▸ The task: Reproduce, without alteration, every line from the one containing "chart-a-point-7 bbox=[421, 553, 439, 572]" down to the one containing "chart-a-point-6 bbox=[459, 458, 477, 476]", including both of those lines.

---- Records for the task

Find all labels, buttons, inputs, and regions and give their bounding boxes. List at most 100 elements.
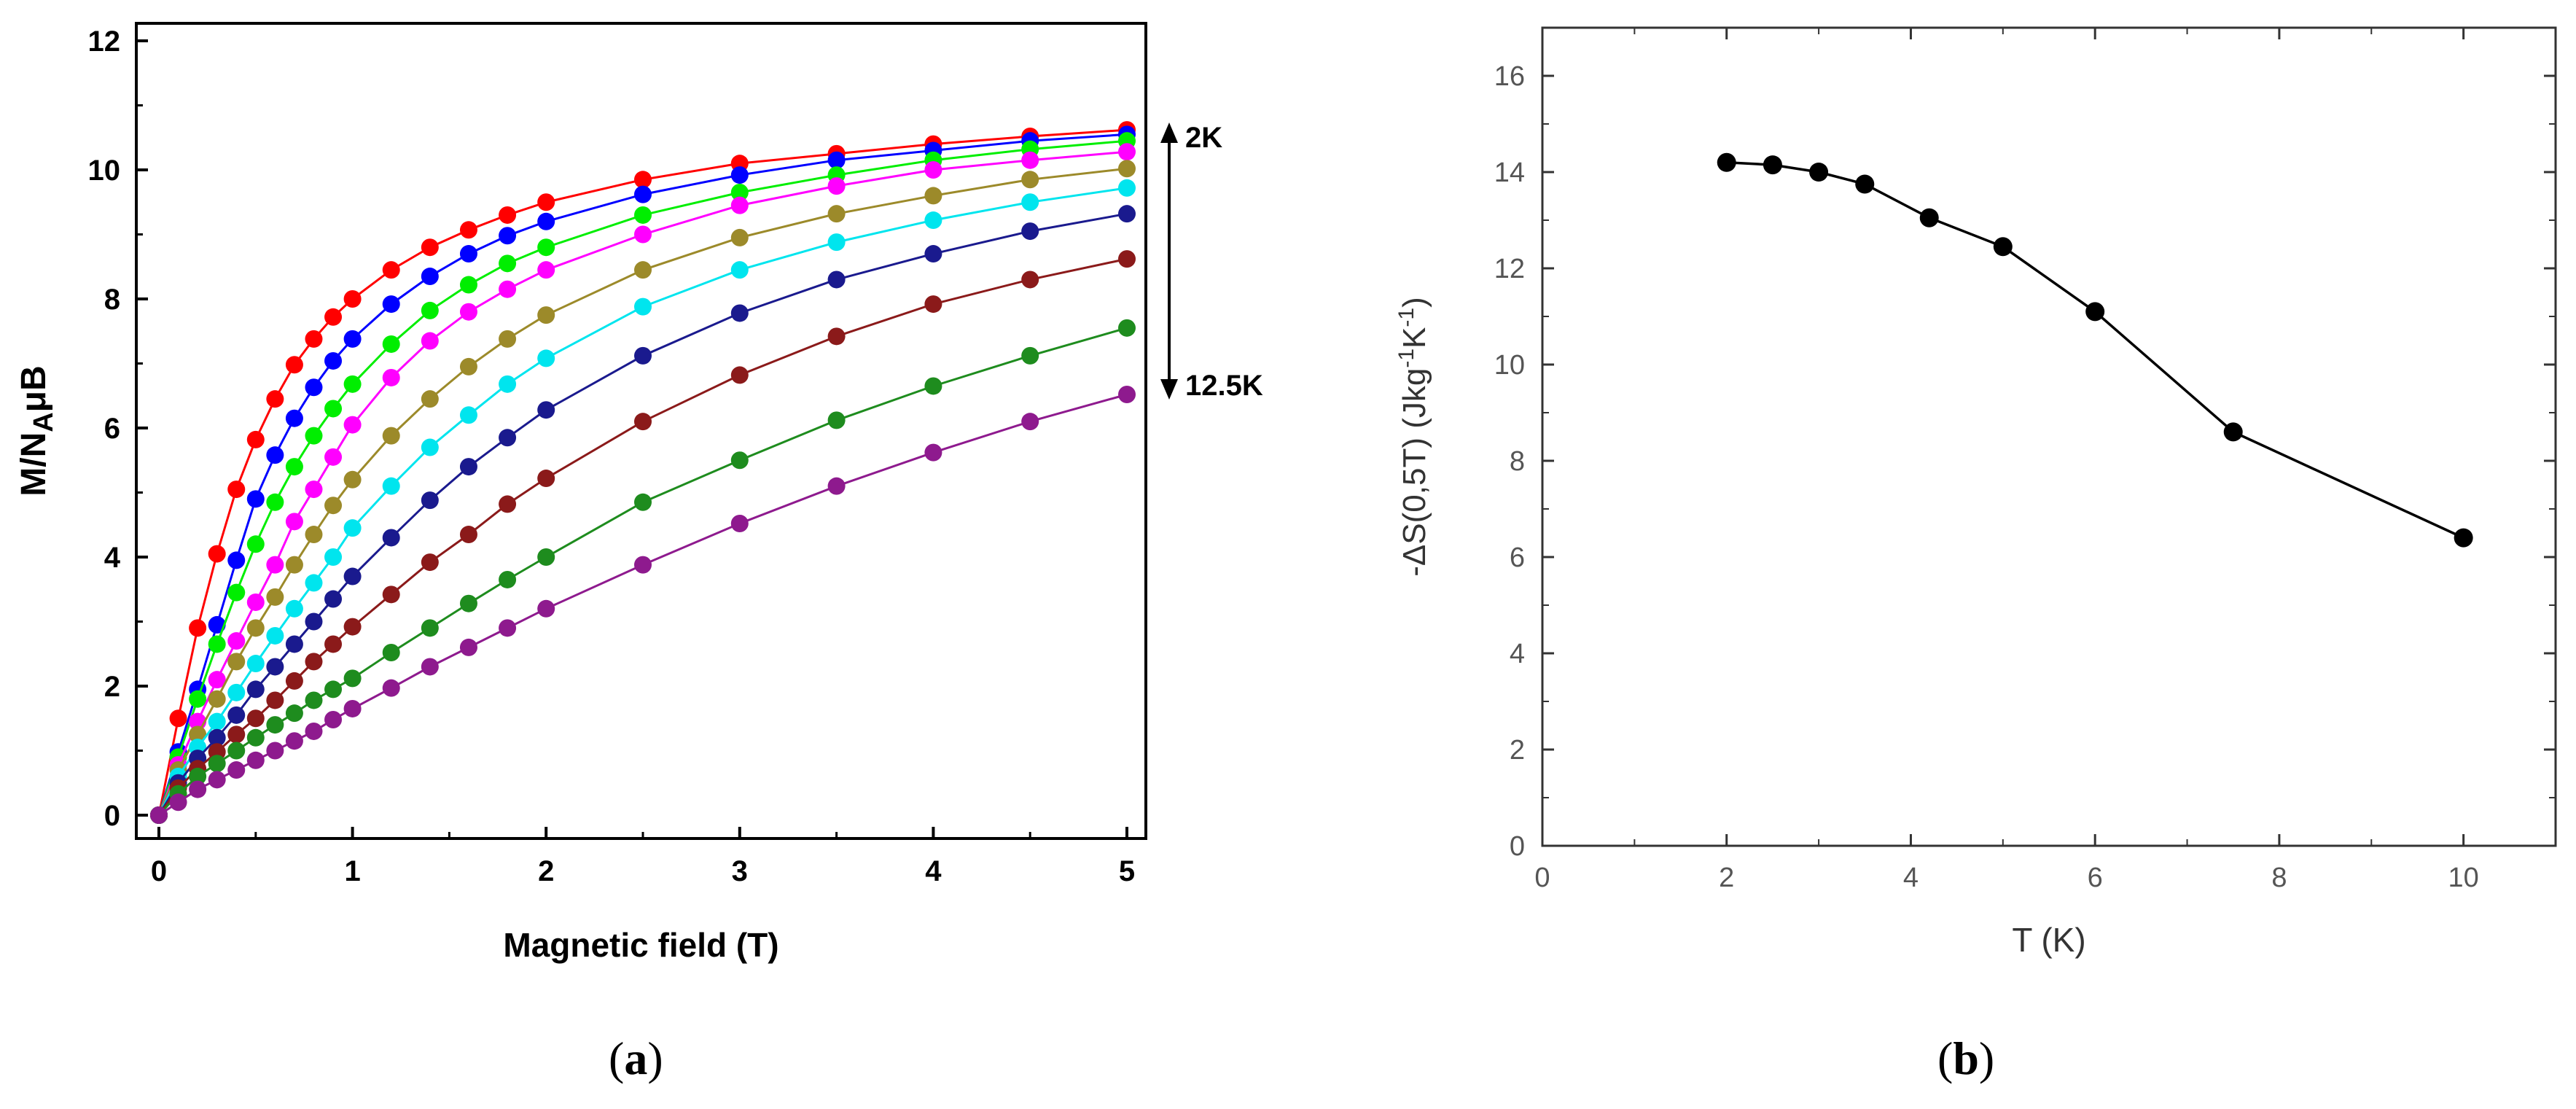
chart-a-point-7 bbox=[421, 553, 439, 572]
chart-a-point-8 bbox=[924, 377, 942, 395]
chart-a-point-3 bbox=[421, 332, 439, 350]
chart-a-point-7 bbox=[227, 725, 246, 744]
chart-a-point-8 bbox=[305, 691, 323, 709]
chart-a-point-9 bbox=[730, 514, 749, 532]
chart-a-series-line-9 bbox=[158, 393, 1128, 817]
chart-a-point-5 bbox=[1021, 193, 1039, 211]
chart-a-point-8 bbox=[246, 728, 265, 747]
chart-a-point-3 bbox=[382, 368, 400, 386]
chart-a-point-6 bbox=[459, 458, 477, 476]
chart-a-series-line-6 bbox=[157, 212, 1128, 816]
chart-a-point-6 bbox=[730, 304, 749, 322]
chart-b-ytick-label: 8 bbox=[1510, 446, 1525, 477]
chart-a-point-8 bbox=[827, 411, 846, 429]
chart-a-point-4 bbox=[189, 725, 207, 744]
chart-a-point-5 bbox=[246, 655, 265, 673]
chart-a-series-line-7 bbox=[157, 257, 1128, 816]
chart-a-point-6 bbox=[421, 491, 439, 510]
chart-a-point-4 bbox=[208, 690, 226, 708]
chart-a-point-1 bbox=[324, 351, 343, 370]
chart-a-point-2 bbox=[343, 375, 362, 393]
panel-label-a: (a) bbox=[609, 1032, 663, 1086]
chart-a-point-9 bbox=[305, 722, 323, 740]
chart-a-point-8 bbox=[499, 570, 517, 588]
panel-label-a-open: ( bbox=[609, 1032, 625, 1084]
chart-a-point-2 bbox=[305, 427, 323, 445]
chart-a-point-5 bbox=[537, 349, 555, 367]
chart-b-frame bbox=[1541, 26, 2557, 847]
chart-a-ytick-label: 8 bbox=[104, 284, 120, 316]
chart-a-point-2 bbox=[285, 458, 303, 476]
chart-a-point-2 bbox=[189, 690, 207, 708]
chart-a-point-3 bbox=[634, 225, 652, 244]
chart-a-point-6 bbox=[208, 728, 226, 747]
chart-a-xtick-label: 5 bbox=[1119, 855, 1135, 887]
chart-b-ytick-label: 0 bbox=[1510, 831, 1525, 862]
chart-a-point-7 bbox=[1118, 250, 1136, 268]
chart-b-point bbox=[1809, 163, 1829, 182]
chart-a-point-2 bbox=[266, 493, 284, 511]
chart-a-point-0 bbox=[266, 390, 284, 408]
chart-a-ylabel: M/NAμB bbox=[15, 365, 59, 496]
chart-a-point-9 bbox=[227, 761, 246, 779]
chart-a-point-9 bbox=[1021, 413, 1039, 431]
chart-a-series-line-8 bbox=[157, 327, 1128, 817]
chart-a-point-6 bbox=[382, 529, 400, 547]
chart-a-point-8 bbox=[1118, 319, 1136, 337]
chart-a-series-line-5 bbox=[157, 187, 1128, 816]
chart-a-ytick-label: 6 bbox=[104, 413, 120, 445]
chart-a-point-6 bbox=[343, 567, 362, 585]
chart-a-point-9 bbox=[421, 658, 439, 676]
chart-a-point-9 bbox=[459, 638, 477, 656]
chart-a-point-6 bbox=[266, 658, 284, 676]
chart-a-point-4 bbox=[305, 526, 323, 544]
chart-a-point-5 bbox=[208, 712, 226, 731]
chart-b-ylabel-main: -ΔS(0,5T) (Jkg bbox=[1397, 368, 1432, 577]
chart-b-ytick-label: 16 bbox=[1494, 61, 1525, 92]
chart-a-point-8 bbox=[421, 619, 439, 637]
chart-a-point-3 bbox=[266, 556, 284, 574]
chart-b-ylabel-exp2: -1 bbox=[1394, 308, 1418, 327]
chart-b-ytick-label: 2 bbox=[1510, 735, 1525, 766]
chart-a-point-8 bbox=[382, 643, 400, 661]
chart-a-point-0 bbox=[343, 290, 362, 308]
chart-a-point-1 bbox=[246, 490, 265, 508]
chart-a-xtick-label: 2 bbox=[538, 855, 554, 887]
chart-a-point-4 bbox=[421, 390, 439, 408]
chart-a-point-7 bbox=[285, 672, 303, 690]
chart-b-xtick-label: 2 bbox=[1719, 863, 1734, 893]
chart-a-point-9 bbox=[150, 806, 168, 824]
chart-a-point-5 bbox=[285, 599, 303, 618]
chart-b-xtick-label: 10 bbox=[2448, 863, 2478, 893]
chart-a-point-2 bbox=[227, 583, 246, 602]
chart-b-point bbox=[1993, 237, 2013, 257]
chart-a-point-7 bbox=[827, 327, 846, 346]
chart-a-point-1 bbox=[730, 166, 749, 184]
chart-a-point-6 bbox=[324, 590, 343, 608]
chart-b-xtick-label: 6 bbox=[2088, 863, 2103, 893]
chart-a-annotation-12-5k: 12.5K bbox=[1185, 370, 1263, 402]
chart-a-arrow-head-down bbox=[1160, 379, 1178, 400]
chart-a-point-7 bbox=[343, 618, 362, 636]
chart-a-point-8 bbox=[537, 548, 555, 566]
chart-a-point-2 bbox=[634, 206, 652, 224]
chart-a-point-5 bbox=[227, 683, 246, 701]
chart-a-point-7 bbox=[1021, 271, 1039, 289]
chart-a-point-4 bbox=[227, 653, 246, 671]
chart-a-point-5 bbox=[730, 261, 749, 279]
chart-a-point-9 bbox=[324, 711, 343, 729]
chart-a-point-9 bbox=[1118, 385, 1136, 403]
chart-a-point-4 bbox=[827, 205, 846, 223]
chart-a-point-1 bbox=[266, 446, 284, 464]
chart-a-point-0 bbox=[459, 221, 477, 239]
chart-a-point-4 bbox=[499, 330, 517, 348]
chart-b-ylabel: -ΔS(0,5T) (Jkg-1K-1) bbox=[1394, 297, 1432, 576]
chart-a-point-9 bbox=[499, 619, 517, 637]
chart-a-point-9 bbox=[827, 477, 846, 495]
chart-a-point-3 bbox=[1118, 143, 1136, 161]
chart-a-point-5 bbox=[499, 375, 517, 393]
chart-a-point-0 bbox=[189, 619, 207, 637]
chart-a-point-9 bbox=[634, 556, 652, 574]
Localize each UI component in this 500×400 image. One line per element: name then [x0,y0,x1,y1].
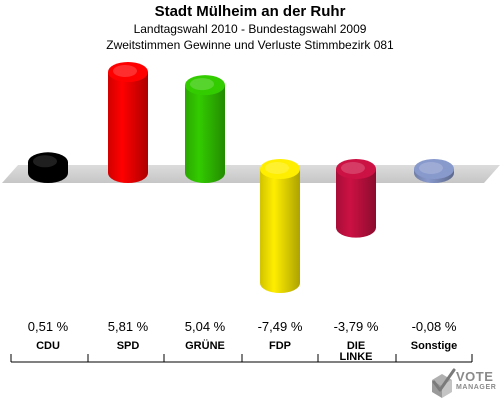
bar-grüne [185,75,225,183]
chart-subtitle-line-1: Landtagswahl 2010 - Bundestagswahl 2009 [133,22,367,36]
ballot-check-icon [432,368,456,398]
bar-fdp [260,159,300,293]
bar-spd [108,62,148,183]
vote-manager-logo: VOTE MANAGER [428,366,500,400]
value-label: -3,79 % [334,319,379,334]
bars-layer [28,62,454,293]
chart-title: Stadt Mülheim an der Ruhr [154,3,346,20]
bar-sonstige [414,159,454,183]
category-label: GRÜNE [185,339,225,352]
bar-cdu [28,152,68,183]
value-label: 0,51 % [28,319,69,334]
category-axis [10,354,473,363]
category-label: Sonstige [411,340,457,352]
category-label: CDU [36,340,60,352]
category-label: FDP [269,340,291,352]
category-label: DIE LINKE [340,340,373,363]
bar-die-linke [336,159,376,238]
value-label: -0,08 % [412,319,457,334]
value-label: 5,04 % [185,319,226,334]
labels-layer: 0,51 % CDU 5,81 % SPD 5,04 % GRÜNE -7,49 % FDP -… [28,319,457,363]
logo-text-vote: VOTE [456,369,494,384]
value-label: 5,81 % [108,319,149,334]
value-label: -7,49 % [258,319,303,334]
chart-subtitle-line-2: Zweitstimmen Gewinne und Verluste Stimmb… [106,38,394,52]
logo-text-manager: MANAGER [456,384,497,391]
category-label: SPD [117,340,140,352]
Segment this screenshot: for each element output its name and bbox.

--------

▸ Exercise solution:
chart-a-point-7 bbox=[421, 553, 439, 572]
chart-a-point-8 bbox=[924, 377, 942, 395]
chart-a-point-3 bbox=[421, 332, 439, 350]
chart-a-point-7 bbox=[227, 725, 246, 744]
chart-a-point-8 bbox=[305, 691, 323, 709]
chart-a-point-9 bbox=[730, 514, 749, 532]
chart-a-series-line-9 bbox=[158, 393, 1128, 817]
chart-a-point-5 bbox=[1021, 193, 1039, 211]
chart-a-point-8 bbox=[246, 728, 265, 747]
chart-a-point-3 bbox=[382, 368, 400, 386]
chart-a-point-6 bbox=[459, 458, 477, 476]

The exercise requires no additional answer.